*Short exercise*
Copy out the lines of material below word for word, omitting the pictures.

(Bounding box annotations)
──────────────────────────────

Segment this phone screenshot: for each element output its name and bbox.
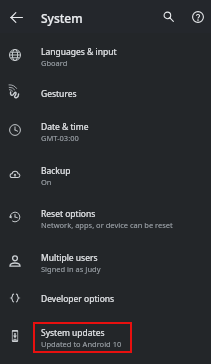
staticText: Updated to Android 10 [41, 339, 122, 349]
staticText: System updates [41, 327, 105, 339]
staticText: System [41, 10, 83, 26]
button[interactable]: Back [4, 5, 28, 29]
button[interactable]: Multiple users [0, 239, 211, 282]
staticText: Gboard [41, 58, 68, 68]
button[interactable]: Help [184, 3, 211, 30]
button[interactable]: System updates [0, 314, 211, 357]
button[interactable]: Languages & input [0, 33, 211, 76]
staticText: On [41, 177, 52, 187]
button[interactable]: Search [155, 3, 182, 30]
button[interactable]: Reset options [0, 195, 211, 238]
staticText: Signed in as Judy [41, 264, 101, 274]
staticText: Network, apps, or device can be reset [41, 220, 173, 230]
staticText: GMT-03:00 [41, 133, 79, 143]
staticText: Date & time [41, 121, 89, 133]
button[interactable]: Date & time [0, 108, 211, 151]
staticText: Languages & input [41, 46, 117, 58]
staticText: Backup [41, 165, 71, 177]
staticText: Reset options [41, 208, 96, 220]
button[interactable]: Developer options [0, 282, 211, 314]
button[interactable]: Gestures [0, 77, 211, 109]
staticText: Gestures [41, 88, 77, 100]
staticText: Developer options [41, 293, 115, 305]
staticText: Multiple users [41, 252, 98, 264]
button[interactable]: Backup [0, 152, 211, 195]
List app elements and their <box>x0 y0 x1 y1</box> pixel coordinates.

──────────────────────────────

*Full output*
Segment this phone screenshot: for each element output its name and bbox.
staticText: Updated to Android 10 [41, 339, 122, 349]
staticText: System updates [41, 327, 105, 339]
staticText: System [41, 10, 83, 26]
button[interactable]: Back [4, 5, 28, 29]
button[interactable]: Multiple users [0, 239, 211, 282]
staticText: Gboard [41, 58, 68, 68]
button[interactable]: Help [184, 3, 211, 30]
button[interactable]: System updates [0, 314, 211, 357]
button[interactable]: Languages & input [0, 33, 211, 76]
staticText: On [41, 177, 52, 187]
button[interactable]: Search [155, 3, 182, 30]
button[interactable]: Reset options [0, 195, 211, 238]
staticText: Signed in as Judy [41, 264, 101, 274]
staticText: Network, apps, or device can be reset [41, 220, 173, 230]
staticText: GMT-03:00 [41, 133, 79, 143]
staticText: Date & time [41, 121, 89, 133]
button[interactable]: Date & time [0, 108, 211, 151]
staticText: Languages & input [41, 46, 117, 58]
staticText: Backup [41, 165, 71, 177]
staticText: Reset options [41, 208, 96, 220]
button[interactable]: Developer options [0, 282, 211, 314]
button[interactable]: Gestures [0, 77, 211, 109]
staticText: Gestures [41, 88, 77, 100]
staticText: Developer options [41, 293, 115, 305]
staticText: Multiple users [41, 252, 98, 264]
button[interactable]: Backup [0, 152, 211, 195]
List app elements and their <box>x0 y0 x1 y1</box> pixel coordinates.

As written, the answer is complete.